● **AIM OF THE TASK**: Pick out all lines with the word "Time" from the records that follow.

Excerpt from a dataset
====
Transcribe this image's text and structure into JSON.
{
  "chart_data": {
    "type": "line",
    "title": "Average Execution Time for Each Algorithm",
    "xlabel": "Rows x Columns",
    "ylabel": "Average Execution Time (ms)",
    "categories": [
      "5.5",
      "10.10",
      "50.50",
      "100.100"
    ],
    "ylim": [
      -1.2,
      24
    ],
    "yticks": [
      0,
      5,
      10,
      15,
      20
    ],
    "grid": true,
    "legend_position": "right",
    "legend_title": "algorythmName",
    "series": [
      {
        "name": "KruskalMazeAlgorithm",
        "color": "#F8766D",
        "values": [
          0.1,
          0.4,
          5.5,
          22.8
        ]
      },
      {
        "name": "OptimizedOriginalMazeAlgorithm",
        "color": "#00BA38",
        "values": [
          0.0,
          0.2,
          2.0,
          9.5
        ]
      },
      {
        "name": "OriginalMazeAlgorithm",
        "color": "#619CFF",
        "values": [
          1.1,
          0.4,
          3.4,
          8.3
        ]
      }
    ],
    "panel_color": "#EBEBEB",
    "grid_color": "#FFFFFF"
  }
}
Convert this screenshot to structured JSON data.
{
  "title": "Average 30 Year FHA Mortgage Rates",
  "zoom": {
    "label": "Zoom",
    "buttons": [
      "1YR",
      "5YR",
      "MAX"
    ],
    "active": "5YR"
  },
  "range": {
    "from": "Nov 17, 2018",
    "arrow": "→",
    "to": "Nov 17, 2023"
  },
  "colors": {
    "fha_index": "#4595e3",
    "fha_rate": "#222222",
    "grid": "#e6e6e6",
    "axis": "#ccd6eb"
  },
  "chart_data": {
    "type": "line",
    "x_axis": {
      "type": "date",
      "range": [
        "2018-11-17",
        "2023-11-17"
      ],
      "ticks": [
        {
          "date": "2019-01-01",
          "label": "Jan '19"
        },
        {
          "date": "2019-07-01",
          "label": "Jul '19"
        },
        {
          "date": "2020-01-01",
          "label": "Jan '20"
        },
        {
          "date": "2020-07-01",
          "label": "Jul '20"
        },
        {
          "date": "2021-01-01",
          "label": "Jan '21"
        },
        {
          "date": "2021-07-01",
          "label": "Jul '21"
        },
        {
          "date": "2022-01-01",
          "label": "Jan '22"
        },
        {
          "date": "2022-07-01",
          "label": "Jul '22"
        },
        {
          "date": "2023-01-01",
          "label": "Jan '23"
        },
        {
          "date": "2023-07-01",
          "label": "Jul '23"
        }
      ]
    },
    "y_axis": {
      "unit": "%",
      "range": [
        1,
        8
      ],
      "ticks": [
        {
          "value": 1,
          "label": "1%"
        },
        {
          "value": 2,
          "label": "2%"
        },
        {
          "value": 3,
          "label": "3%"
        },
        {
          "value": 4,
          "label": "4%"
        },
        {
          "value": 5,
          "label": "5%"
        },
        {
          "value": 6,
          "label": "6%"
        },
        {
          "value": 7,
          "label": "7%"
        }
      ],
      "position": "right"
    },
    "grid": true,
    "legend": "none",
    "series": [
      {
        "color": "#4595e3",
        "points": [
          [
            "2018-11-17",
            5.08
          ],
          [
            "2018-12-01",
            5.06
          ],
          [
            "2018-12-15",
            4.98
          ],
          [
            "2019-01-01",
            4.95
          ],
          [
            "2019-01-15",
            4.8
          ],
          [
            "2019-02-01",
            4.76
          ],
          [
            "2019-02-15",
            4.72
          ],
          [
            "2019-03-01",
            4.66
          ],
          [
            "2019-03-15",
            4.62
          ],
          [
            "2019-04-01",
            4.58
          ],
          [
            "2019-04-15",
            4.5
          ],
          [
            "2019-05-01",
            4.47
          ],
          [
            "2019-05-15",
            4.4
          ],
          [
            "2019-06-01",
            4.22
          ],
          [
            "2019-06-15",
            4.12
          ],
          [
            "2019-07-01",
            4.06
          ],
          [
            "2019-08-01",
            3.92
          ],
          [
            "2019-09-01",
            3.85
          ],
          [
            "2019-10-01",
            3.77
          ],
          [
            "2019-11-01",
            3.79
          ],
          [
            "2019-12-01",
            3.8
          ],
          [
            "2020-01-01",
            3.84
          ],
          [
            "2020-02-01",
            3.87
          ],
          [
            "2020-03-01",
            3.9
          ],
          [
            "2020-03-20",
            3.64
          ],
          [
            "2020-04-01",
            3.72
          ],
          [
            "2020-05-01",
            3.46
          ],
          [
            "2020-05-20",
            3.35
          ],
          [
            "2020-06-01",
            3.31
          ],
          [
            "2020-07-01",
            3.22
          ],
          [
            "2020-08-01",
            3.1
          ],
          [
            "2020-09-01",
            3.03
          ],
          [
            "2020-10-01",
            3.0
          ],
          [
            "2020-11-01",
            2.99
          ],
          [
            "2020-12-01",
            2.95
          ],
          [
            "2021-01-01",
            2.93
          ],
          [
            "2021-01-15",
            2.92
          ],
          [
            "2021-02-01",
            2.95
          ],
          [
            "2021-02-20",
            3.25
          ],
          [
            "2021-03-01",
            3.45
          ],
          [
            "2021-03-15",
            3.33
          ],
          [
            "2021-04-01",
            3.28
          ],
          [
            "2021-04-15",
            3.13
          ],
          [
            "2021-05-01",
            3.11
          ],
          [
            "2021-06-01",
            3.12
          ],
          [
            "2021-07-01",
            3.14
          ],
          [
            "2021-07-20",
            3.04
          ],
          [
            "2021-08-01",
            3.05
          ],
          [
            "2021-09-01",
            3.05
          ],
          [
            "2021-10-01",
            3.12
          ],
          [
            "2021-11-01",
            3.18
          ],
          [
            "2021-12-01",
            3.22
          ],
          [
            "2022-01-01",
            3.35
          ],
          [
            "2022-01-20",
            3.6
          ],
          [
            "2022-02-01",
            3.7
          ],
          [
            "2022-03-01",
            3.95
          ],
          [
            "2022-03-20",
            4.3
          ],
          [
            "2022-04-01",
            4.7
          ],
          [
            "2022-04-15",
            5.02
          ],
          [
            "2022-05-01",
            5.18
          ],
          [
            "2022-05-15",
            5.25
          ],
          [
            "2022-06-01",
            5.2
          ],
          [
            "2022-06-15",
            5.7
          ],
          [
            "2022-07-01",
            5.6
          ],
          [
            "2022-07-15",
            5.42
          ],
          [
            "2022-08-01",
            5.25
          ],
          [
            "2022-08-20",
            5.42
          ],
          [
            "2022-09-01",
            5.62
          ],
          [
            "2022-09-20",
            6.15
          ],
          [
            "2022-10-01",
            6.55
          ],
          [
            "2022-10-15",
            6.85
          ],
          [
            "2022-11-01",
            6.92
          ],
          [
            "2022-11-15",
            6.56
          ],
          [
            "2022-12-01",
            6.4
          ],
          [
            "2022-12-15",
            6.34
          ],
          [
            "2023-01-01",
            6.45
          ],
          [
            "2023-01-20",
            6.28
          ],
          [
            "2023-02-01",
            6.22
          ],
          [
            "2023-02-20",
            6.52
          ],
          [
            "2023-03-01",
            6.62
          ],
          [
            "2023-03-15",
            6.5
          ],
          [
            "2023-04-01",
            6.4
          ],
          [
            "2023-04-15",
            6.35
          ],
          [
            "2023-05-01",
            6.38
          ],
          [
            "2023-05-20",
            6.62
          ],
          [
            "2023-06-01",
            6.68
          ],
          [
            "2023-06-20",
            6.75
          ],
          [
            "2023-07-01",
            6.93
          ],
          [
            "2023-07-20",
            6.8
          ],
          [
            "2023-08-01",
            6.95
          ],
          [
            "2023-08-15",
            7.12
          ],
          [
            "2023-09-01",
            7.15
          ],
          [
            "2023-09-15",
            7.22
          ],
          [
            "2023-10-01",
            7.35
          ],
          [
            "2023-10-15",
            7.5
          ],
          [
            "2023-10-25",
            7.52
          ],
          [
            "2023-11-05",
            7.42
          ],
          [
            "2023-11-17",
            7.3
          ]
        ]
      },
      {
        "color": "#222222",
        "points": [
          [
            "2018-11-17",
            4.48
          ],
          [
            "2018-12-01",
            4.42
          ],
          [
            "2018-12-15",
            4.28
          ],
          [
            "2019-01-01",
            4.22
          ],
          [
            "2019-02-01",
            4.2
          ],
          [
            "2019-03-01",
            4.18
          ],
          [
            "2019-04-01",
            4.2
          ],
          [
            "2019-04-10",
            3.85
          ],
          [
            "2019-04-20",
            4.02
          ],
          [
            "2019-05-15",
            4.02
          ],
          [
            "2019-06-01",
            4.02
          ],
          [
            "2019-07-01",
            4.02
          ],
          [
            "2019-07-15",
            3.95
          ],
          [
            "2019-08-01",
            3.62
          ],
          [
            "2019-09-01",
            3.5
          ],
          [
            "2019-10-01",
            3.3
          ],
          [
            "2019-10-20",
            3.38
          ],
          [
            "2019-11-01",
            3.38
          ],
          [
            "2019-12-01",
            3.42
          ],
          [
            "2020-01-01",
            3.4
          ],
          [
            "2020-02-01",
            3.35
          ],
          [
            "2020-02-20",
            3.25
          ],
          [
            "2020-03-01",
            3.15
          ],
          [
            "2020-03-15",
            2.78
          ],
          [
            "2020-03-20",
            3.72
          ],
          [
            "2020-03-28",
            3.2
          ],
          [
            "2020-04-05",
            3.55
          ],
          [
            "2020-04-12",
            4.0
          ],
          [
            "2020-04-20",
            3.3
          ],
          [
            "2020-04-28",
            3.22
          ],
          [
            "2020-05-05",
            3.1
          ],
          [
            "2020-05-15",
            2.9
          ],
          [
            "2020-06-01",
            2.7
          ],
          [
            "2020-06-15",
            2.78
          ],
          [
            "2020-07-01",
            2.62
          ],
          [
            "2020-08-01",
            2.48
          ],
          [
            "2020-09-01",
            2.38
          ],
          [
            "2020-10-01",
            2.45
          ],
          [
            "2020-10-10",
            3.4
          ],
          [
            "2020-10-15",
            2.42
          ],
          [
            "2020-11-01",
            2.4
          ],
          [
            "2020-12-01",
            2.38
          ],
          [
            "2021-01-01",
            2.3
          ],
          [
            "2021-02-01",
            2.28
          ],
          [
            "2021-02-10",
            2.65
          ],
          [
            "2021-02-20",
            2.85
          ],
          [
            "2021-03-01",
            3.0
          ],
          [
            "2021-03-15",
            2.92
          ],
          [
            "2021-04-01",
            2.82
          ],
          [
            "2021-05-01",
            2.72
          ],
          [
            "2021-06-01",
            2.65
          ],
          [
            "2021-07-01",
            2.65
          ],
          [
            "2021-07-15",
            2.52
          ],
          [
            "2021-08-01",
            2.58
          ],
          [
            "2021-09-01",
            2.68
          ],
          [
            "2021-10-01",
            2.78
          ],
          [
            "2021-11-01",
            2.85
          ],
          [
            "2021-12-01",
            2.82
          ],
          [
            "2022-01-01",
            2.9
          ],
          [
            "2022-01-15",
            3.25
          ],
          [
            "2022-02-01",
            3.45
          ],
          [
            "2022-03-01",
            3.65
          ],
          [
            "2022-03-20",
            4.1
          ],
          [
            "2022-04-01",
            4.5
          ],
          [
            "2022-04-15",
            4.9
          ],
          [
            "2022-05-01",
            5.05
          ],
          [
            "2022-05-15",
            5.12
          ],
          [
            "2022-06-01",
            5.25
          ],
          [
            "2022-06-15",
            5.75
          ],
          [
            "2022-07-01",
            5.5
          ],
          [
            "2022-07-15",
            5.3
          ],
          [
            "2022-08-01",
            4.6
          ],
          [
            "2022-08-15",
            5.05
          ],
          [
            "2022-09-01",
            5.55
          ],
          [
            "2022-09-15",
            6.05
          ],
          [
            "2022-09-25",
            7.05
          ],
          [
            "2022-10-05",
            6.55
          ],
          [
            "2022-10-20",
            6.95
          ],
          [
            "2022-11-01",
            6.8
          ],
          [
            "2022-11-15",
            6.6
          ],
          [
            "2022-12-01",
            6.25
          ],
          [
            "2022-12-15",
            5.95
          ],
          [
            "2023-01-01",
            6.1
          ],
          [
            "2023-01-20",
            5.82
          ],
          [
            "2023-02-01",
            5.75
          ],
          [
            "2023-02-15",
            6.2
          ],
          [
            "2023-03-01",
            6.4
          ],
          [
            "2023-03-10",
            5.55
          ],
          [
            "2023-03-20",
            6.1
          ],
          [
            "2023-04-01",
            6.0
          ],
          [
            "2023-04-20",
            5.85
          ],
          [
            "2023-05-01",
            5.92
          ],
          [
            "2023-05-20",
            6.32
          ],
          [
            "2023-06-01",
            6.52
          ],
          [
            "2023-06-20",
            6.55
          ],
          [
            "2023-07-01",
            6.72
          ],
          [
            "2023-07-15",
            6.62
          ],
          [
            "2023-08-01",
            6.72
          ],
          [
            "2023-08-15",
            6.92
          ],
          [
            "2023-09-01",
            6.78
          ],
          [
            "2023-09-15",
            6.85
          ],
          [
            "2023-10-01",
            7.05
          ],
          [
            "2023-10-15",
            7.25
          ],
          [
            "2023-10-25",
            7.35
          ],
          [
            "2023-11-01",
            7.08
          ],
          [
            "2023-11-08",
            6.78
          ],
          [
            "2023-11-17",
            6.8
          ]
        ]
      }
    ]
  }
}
====
● **WRITTEN SOLUTION**:
    "title": "Average Execution Time for Each Algorithm",
    "ylabel": "Average Execution Time (ms)",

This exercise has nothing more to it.